▸ The request
Copy each line in the data that includes the word "subscript".

▸ Entries shown
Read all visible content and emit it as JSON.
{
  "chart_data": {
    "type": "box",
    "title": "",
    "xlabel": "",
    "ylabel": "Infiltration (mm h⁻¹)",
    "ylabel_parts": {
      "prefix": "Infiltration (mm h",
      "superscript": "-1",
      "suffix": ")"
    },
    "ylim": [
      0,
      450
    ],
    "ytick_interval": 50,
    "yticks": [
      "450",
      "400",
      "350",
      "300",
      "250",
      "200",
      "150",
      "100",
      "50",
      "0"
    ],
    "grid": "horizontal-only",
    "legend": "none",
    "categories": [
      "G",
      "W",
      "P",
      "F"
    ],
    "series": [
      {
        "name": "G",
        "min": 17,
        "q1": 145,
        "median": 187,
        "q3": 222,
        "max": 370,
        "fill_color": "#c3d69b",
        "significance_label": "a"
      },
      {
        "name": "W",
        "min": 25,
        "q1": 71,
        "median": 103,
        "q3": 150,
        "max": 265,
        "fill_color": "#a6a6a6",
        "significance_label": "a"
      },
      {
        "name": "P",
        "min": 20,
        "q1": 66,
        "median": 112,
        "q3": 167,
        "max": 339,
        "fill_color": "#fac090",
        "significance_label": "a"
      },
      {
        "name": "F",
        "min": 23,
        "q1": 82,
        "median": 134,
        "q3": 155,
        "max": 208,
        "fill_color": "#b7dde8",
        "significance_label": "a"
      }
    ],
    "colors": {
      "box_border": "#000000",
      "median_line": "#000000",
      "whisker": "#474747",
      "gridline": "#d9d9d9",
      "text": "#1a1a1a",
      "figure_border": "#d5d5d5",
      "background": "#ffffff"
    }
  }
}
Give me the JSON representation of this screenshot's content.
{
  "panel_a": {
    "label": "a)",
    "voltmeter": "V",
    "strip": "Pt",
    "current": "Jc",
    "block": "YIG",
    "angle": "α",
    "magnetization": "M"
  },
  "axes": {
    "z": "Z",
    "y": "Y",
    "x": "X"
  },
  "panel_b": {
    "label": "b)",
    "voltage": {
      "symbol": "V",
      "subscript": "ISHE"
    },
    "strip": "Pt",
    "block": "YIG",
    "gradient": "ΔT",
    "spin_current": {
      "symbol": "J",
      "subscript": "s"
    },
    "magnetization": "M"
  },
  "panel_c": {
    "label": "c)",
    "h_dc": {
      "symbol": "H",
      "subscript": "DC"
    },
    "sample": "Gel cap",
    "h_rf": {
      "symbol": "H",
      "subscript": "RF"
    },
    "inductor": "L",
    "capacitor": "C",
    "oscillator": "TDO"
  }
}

▸ Final result
      "subscript": "ISHE"
      "subscript": "s"
      "subscript": "DC"
      "subscript": "RF"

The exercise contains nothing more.